▶ **Problem description**
Report all lines holding "mbar".

Dataset rows
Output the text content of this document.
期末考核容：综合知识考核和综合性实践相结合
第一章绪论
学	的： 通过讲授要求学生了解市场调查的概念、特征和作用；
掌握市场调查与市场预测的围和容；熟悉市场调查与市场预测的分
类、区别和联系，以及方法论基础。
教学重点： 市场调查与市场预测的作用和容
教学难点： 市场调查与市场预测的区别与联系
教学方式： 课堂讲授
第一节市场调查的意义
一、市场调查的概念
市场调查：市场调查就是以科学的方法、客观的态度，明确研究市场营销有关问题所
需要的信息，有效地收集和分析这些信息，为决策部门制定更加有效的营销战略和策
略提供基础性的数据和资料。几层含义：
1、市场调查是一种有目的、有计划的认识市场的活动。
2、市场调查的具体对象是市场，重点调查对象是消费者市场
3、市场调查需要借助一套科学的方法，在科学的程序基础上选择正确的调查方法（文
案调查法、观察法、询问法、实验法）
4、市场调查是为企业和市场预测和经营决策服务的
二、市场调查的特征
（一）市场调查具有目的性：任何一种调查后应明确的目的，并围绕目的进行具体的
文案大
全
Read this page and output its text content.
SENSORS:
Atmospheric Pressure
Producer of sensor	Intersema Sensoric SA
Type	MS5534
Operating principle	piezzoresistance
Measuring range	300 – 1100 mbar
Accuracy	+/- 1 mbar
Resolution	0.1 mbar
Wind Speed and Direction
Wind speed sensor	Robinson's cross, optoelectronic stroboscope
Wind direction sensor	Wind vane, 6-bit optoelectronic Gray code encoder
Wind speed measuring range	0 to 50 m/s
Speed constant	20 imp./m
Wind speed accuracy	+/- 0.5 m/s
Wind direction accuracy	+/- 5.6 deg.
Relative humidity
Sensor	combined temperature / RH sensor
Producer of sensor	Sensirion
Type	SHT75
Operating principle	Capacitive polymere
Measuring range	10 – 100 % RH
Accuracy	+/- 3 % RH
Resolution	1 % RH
...
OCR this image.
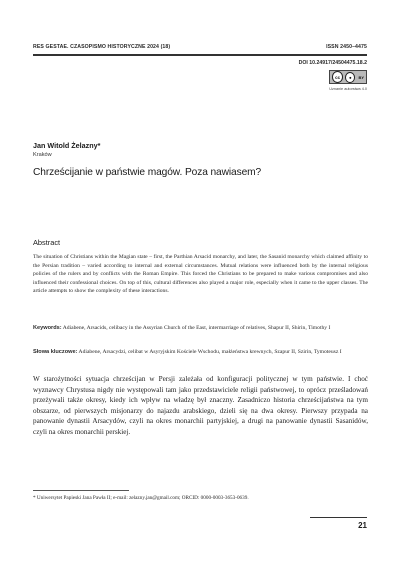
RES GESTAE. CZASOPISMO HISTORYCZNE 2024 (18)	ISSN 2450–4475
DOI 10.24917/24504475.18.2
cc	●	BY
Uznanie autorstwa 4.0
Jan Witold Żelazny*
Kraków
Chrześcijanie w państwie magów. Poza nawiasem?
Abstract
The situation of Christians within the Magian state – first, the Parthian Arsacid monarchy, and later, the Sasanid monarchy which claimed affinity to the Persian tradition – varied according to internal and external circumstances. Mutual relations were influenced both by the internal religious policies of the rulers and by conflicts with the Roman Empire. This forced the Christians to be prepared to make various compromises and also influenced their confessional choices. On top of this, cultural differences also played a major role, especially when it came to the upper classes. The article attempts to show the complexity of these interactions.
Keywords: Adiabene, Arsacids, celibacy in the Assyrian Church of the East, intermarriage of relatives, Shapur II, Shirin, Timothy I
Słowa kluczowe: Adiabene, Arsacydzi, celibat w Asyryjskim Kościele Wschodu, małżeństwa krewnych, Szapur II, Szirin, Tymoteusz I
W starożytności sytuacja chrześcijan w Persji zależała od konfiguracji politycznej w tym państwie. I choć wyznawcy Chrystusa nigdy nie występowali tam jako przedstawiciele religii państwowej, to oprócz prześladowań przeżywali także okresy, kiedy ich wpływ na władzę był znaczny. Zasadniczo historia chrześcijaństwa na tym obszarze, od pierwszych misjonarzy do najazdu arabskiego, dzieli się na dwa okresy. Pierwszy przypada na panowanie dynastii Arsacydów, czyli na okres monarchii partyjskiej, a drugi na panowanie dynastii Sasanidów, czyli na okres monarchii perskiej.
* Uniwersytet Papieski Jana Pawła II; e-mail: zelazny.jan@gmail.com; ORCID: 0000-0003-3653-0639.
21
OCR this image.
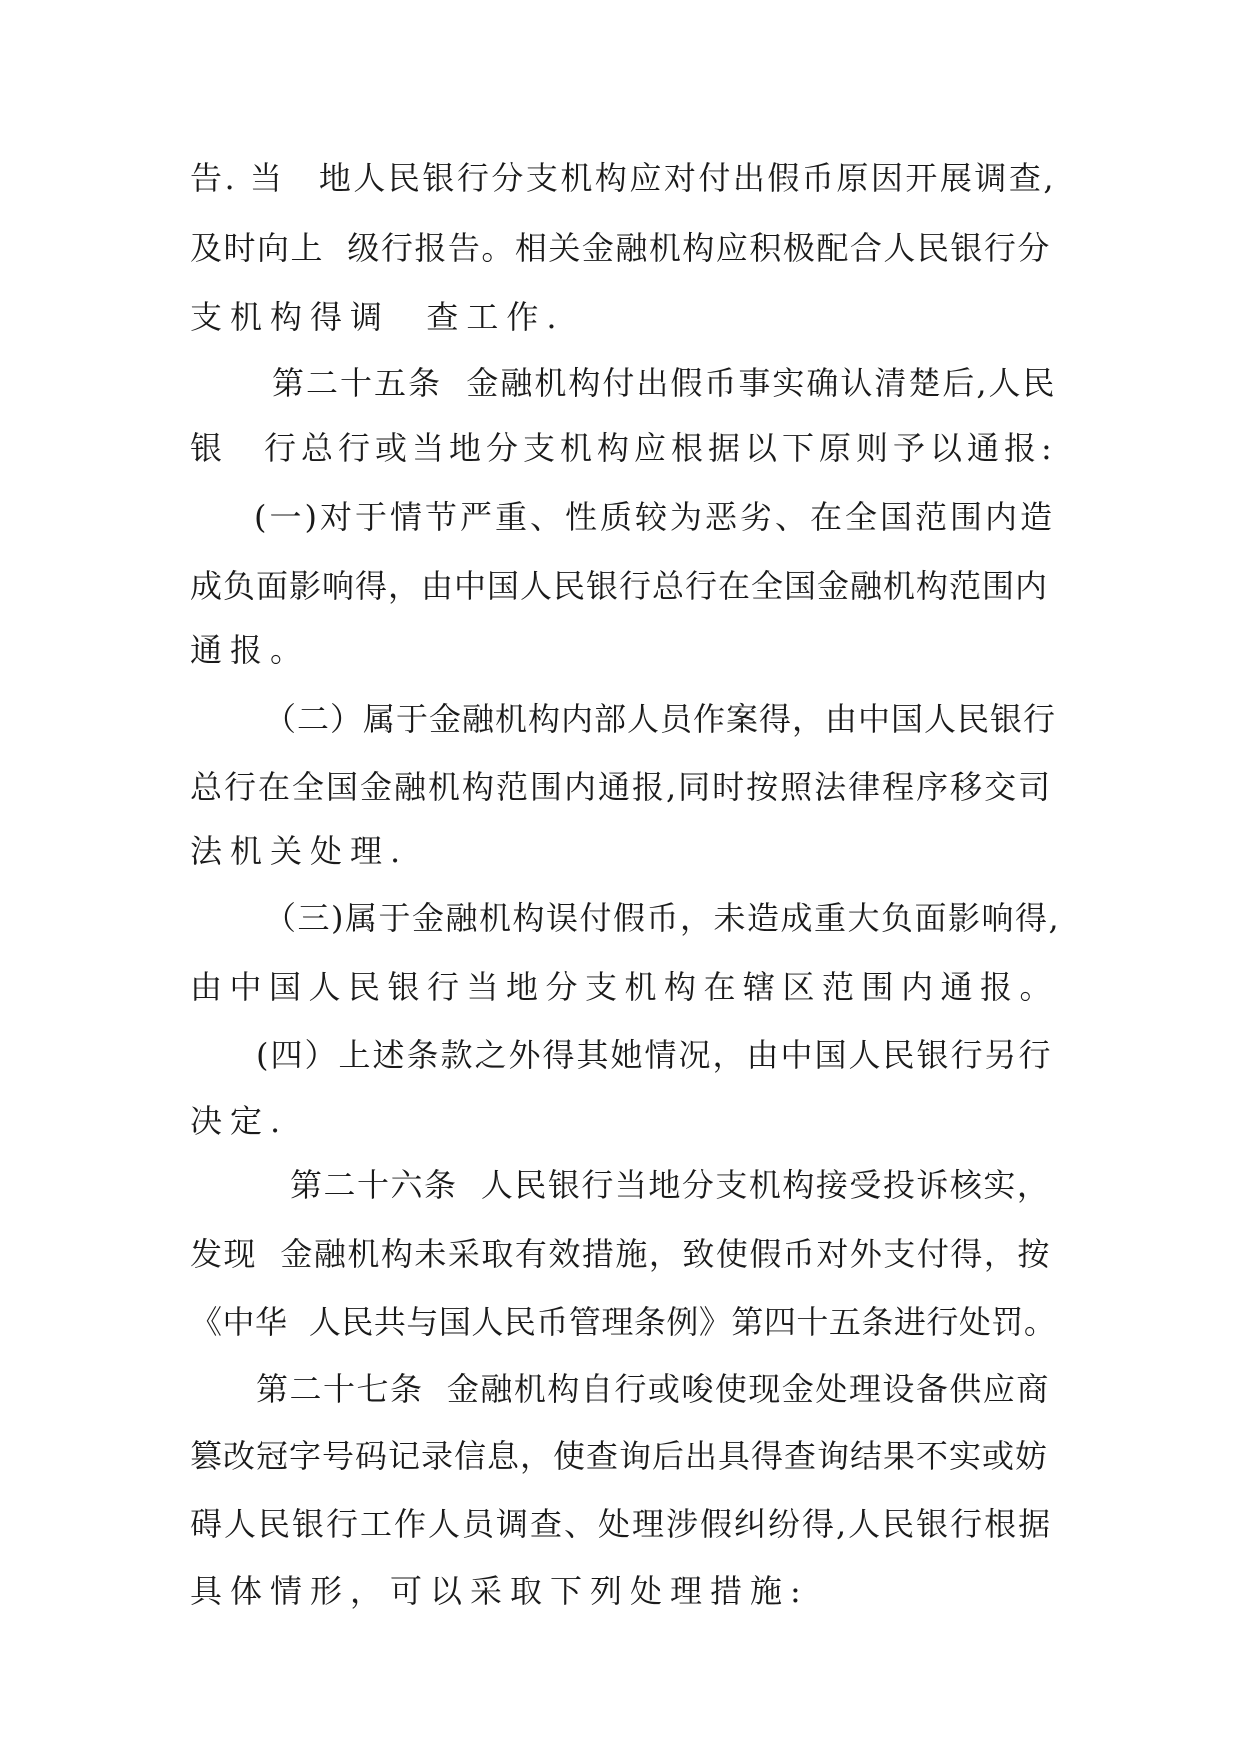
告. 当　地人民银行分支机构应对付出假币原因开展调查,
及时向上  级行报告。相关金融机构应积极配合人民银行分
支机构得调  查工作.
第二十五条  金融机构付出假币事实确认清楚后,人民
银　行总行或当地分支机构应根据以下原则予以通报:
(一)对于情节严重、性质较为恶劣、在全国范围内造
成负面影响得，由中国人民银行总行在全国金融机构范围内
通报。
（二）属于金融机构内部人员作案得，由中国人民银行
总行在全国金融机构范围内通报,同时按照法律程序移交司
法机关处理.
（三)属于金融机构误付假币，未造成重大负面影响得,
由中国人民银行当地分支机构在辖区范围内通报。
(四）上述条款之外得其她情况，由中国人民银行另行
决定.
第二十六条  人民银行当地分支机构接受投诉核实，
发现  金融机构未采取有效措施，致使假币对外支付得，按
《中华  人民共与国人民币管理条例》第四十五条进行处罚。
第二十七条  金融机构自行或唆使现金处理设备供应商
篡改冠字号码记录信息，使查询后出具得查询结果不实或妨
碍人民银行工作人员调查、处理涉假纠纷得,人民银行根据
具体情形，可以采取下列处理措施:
* * *
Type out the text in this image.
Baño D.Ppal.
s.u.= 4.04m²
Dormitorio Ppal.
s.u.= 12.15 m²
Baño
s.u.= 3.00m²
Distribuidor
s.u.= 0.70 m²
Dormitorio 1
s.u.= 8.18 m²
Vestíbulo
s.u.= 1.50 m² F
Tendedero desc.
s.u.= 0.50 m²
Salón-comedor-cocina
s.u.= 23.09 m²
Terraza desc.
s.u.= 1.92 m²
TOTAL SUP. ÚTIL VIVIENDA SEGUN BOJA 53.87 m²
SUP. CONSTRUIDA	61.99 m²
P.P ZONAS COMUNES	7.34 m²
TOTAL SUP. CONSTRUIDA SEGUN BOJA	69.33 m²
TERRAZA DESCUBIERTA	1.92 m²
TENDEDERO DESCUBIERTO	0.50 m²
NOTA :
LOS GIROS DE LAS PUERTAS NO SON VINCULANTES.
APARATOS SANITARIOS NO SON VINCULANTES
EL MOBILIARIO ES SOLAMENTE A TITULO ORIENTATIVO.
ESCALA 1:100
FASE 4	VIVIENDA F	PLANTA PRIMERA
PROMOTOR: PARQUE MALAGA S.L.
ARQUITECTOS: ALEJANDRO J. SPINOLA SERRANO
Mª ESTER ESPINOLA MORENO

▶ **Written answer**
Measuring range	300 – 1100 mbar
Accuracy	+/- 1 mbar
Resolution	0.1 mbar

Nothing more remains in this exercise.